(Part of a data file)
╔══

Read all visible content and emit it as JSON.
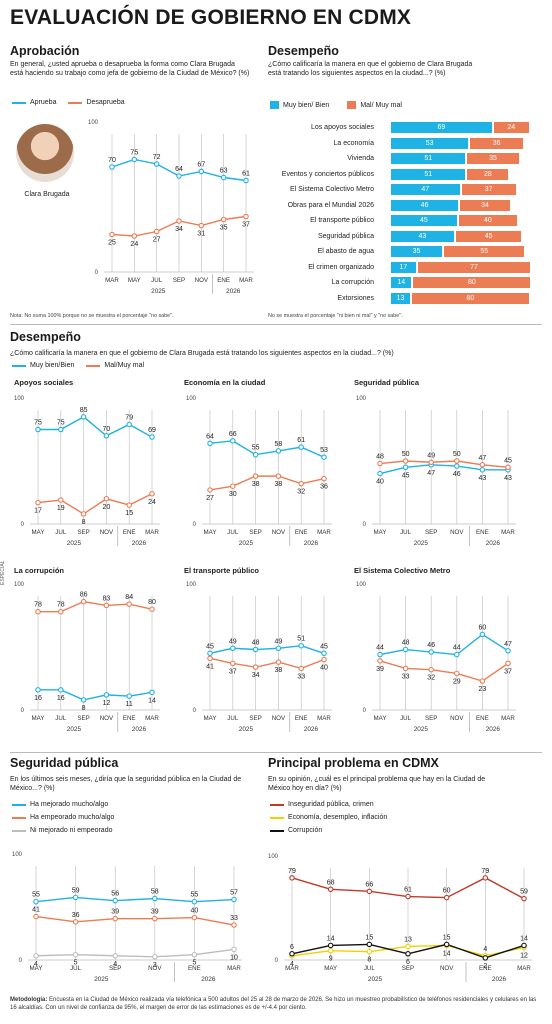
{
  "title": "EVALUACIÓN DE GOBIERNO EN CDMX",
  "colors": {
    "blue": "#1fb2e4",
    "orange": "#ec7c53",
    "gray": "#bdbdbd",
    "red": "#c0392b",
    "yellow": "#f2d000",
    "black": "#111111"
  },
  "aprobacion": {
    "title": "Aprobación",
    "question": "En general, ¿usted aprueba o desaprueba la forma como Clara Brugada está haciendo su trabajo como jefa de gobierno de la Ciudad de México? (%)",
    "person": "Clara Brugada",
    "note": "Nota: No suma 100% porque no se muestra el porcentaje \"no sabe\"."
  },
  "desempeno_bar": {
    "title": "Desempeño",
    "question": "¿Cómo calificaría la manera en que el gobierno de Clara Brugada está tratando los siguientes aspectos en la ciudad...? (%)",
    "note": "No se muestra el porcentaje \"ni bien ni mal\" y \"no sabe\"."
  },
  "desempeno_lines": {
    "title": "Desempeño",
    "question": "¿Cómo calificaría la manera en que el gobierno de Clara Brugada está tratando los siguientes aspectos en la ciudad...? (%)",
    "legend": [
      "Muy bien/Bien",
      "Mal/Muy mal"
    ],
    "side_label": "ESPECIAL"
  },
  "seguridad": {
    "title": "Seguridad pública",
    "question": "En los últimos seis meses, ¿diría que la seguridad pública en la Ciudad de México...? (%)"
  },
  "problema": {
    "title": "Principal problema en CDMX",
    "question": "En su opinión, ¿cuál es el principal problema que hay en la Ciudad de México hoy en día? (%)"
  },
  "metodologia": {
    "label": "Metodología:",
    "text": " Encuesta en la Ciudad de México realizada vía telefónica a 500 adultos del 25 al 28 de marzo de 2026. Se hizo un muestreo probabilístico de teléfonos residenciales y celulares en las 16 alcaldías. Con un nivel de confianza de 95%, el margen de error de las estimaciones es de +/-4.4 por ciento."
  },
  "chart_data": [
    {
      "id": "aprobacion",
      "type": "line",
      "categories": [
        "MAR",
        "MAY",
        "JUL",
        "SEP",
        "NOV",
        "ENE",
        "MAR"
      ],
      "year_labels": [
        "2025",
        "2026"
      ],
      "ylim": [
        0,
        100
      ],
      "yticks": [
        0,
        100
      ],
      "series": [
        {
          "name": "Aprueba",
          "color": "#1fb2e4",
          "values": [
            70,
            75,
            72,
            64,
            67,
            63,
            61
          ]
        },
        {
          "name": "Desaprueba",
          "color": "#ec7c53",
          "values": [
            25,
            24,
            27,
            34,
            31,
            35,
            37
          ]
        }
      ]
    },
    {
      "id": "desempeno_bars",
      "type": "bar",
      "orientation": "horizontal-stacked",
      "legend": [
        "Muy bien/ Bien",
        "Mal/ Muy mal"
      ],
      "categories": [
        "Los apoyos sociales",
        "La economía",
        "Vivienda",
        "Eventos y conciertos públicos",
        "El Sistema Colectivo Metro",
        "Obras para el Mundial 2026",
        "El transporte público",
        "Seguridad pública",
        "El abasto de agua",
        "El crimen organizado",
        "La corrupción",
        "Extorsiones"
      ],
      "series": [
        {
          "name": "Muy bien/ Bien",
          "color": "#1fb2e4",
          "values": [
            69,
            53,
            51,
            51,
            47,
            46,
            45,
            43,
            35,
            17,
            14,
            13
          ]
        },
        {
          "name": "Mal/ Muy mal",
          "color": "#ec7c53",
          "values": [
            24,
            36,
            35,
            28,
            37,
            34,
            40,
            45,
            55,
            77,
            80,
            80
          ]
        }
      ]
    },
    {
      "id": "apoyos",
      "type": "line",
      "title": "Apoyos sociales",
      "categories": [
        "MAY",
        "JUL",
        "SEP",
        "NOV",
        "ENE",
        "MAR"
      ],
      "year_labels": [
        "2025",
        "2026"
      ],
      "ylim": [
        0,
        100
      ],
      "yticks": [
        0,
        100
      ],
      "series": [
        {
          "name": "Muy bien/Bien",
          "color": "#1fb2e4",
          "values": [
            75,
            75,
            85,
            70,
            79,
            69
          ]
        },
        {
          "name": "Mal/Muy mal",
          "color": "#ec7c53",
          "values": [
            17,
            19,
            8,
            20,
            15,
            24
          ]
        }
      ]
    },
    {
      "id": "economia",
      "type": "line",
      "title": "Economía en la ciudad",
      "categories": [
        "MAY",
        "JUL",
        "SEP",
        "NOV",
        "ENE",
        "MAR"
      ],
      "year_labels": [
        "2025",
        "2026"
      ],
      "ylim": [
        0,
        100
      ],
      "yticks": [
        0,
        100
      ],
      "series": [
        {
          "name": "Muy bien/Bien",
          "color": "#1fb2e4",
          "values": [
            64,
            66,
            55,
            58,
            61,
            53
          ]
        },
        {
          "name": "Mal/Muy mal",
          "color": "#ec7c53",
          "values": [
            27,
            30,
            38,
            38,
            32,
            36
          ]
        }
      ]
    },
    {
      "id": "seguridad_des",
      "type": "line",
      "title": "Seguridad pública",
      "categories": [
        "MAY",
        "JUL",
        "SEP",
        "NOV",
        "ENE",
        "MAR"
      ],
      "year_labels": [
        "2025",
        "2026"
      ],
      "ylim": [
        0,
        100
      ],
      "yticks": [
        0,
        100
      ],
      "series": [
        {
          "name": "Muy bien/Bien",
          "color": "#1fb2e4",
          "values": [
            40,
            45,
            47,
            46,
            43,
            43
          ]
        },
        {
          "name": "Mal/Muy mal",
          "color": "#ec7c53",
          "values": [
            48,
            50,
            49,
            50,
            47,
            45
          ]
        }
      ]
    },
    {
      "id": "corrupcion",
      "type": "line",
      "title": "La corrupción",
      "categories": [
        "MAY",
        "JUL",
        "SEP",
        "NOV",
        "ENE",
        "MAR"
      ],
      "year_labels": [
        "2025",
        "2026"
      ],
      "ylim": [
        0,
        100
      ],
      "yticks": [
        0,
        100
      ],
      "series": [
        {
          "name": "Muy bien/Bien",
          "color": "#1fb2e4",
          "values": [
            16,
            16,
            8,
            12,
            11,
            14
          ]
        },
        {
          "name": "Mal/Muy mal",
          "color": "#ec7c53",
          "values": [
            78,
            78,
            86,
            83,
            84,
            80
          ]
        }
      ]
    },
    {
      "id": "transporte",
      "type": "line",
      "title": "El transporte público",
      "categories": [
        "MAY",
        "JUL",
        "SEP",
        "NOV",
        "ENE",
        "MAR"
      ],
      "year_labels": [
        "2025",
        "2026"
      ],
      "ylim": [
        0,
        100
      ],
      "yticks": [
        0,
        100
      ],
      "series": [
        {
          "name": "Muy bien/Bien",
          "color": "#1fb2e4",
          "values": [
            45,
            49,
            48,
            49,
            51,
            45
          ]
        },
        {
          "name": "Mal/Muy mal",
          "color": "#ec7c53",
          "values": [
            41,
            37,
            34,
            38,
            33,
            40
          ]
        }
      ]
    },
    {
      "id": "metro",
      "type": "line",
      "title": "El Sistema Colectivo Metro",
      "categories": [
        "MAY",
        "JUL",
        "SEP",
        "NOV",
        "ENE",
        "MAR"
      ],
      "year_labels": [
        "2025",
        "2026"
      ],
      "ylim": [
        0,
        100
      ],
      "yticks": [
        0,
        100
      ],
      "series": [
        {
          "name": "Muy bien/Bien",
          "color": "#1fb2e4",
          "values": [
            44,
            48,
            46,
            44,
            60,
            47
          ]
        },
        {
          "name": "Mal/Muy mal",
          "color": "#ec7c53",
          "values": [
            39,
            33,
            32,
            29,
            23,
            37
          ]
        }
      ]
    },
    {
      "id": "seguridad_tendencia",
      "type": "line",
      "categories": [
        "MAY",
        "JUL",
        "SEP",
        "NOV",
        "ENE",
        "MAR"
      ],
      "year_labels": [
        "2025",
        "2026"
      ],
      "ylim": [
        0,
        100
      ],
      "yticks": [
        0,
        100
      ],
      "series": [
        {
          "name": "Ha mejorado mucho/algo",
          "color": "#1fb2e4",
          "values": [
            55,
            59,
            56,
            58,
            55,
            57
          ]
        },
        {
          "name": "Ha empeorado mucho/algo",
          "color": "#ec7c53",
          "values": [
            41,
            36,
            39,
            39,
            40,
            33
          ]
        },
        {
          "name": "Ni mejorado ni empeorado",
          "color": "#bdbdbd",
          "values": [
            4,
            5,
            4,
            3,
            5,
            10
          ]
        }
      ]
    },
    {
      "id": "problema",
      "type": "line",
      "categories": [
        "MAR",
        "MAY",
        "JUL",
        "SEP",
        "NOV",
        "ENE",
        "MAR"
      ],
      "year_labels": [
        "2025",
        "2026"
      ],
      "ylim": [
        0,
        100
      ],
      "yticks": [
        0,
        100
      ],
      "series": [
        {
          "name": "Inseguridad pública, crimen",
          "color": "#c0392b",
          "values": [
            79,
            68,
            66,
            61,
            60,
            79,
            59
          ]
        },
        {
          "name": "Economía, desempleo, inflación",
          "color": "#f2d000",
          "values": [
            4,
            9,
            8,
            13,
            14,
            4,
            12
          ]
        },
        {
          "name": "Corrupción",
          "color": "#111111",
          "values": [
            6,
            14,
            15,
            6,
            15,
            2,
            14
          ]
        }
      ]
    }
  ]
}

╚══

What is the number of lines in the listing that include the word "sociales"? Give that number and nothing else.

> _Answer for this exercise_:
2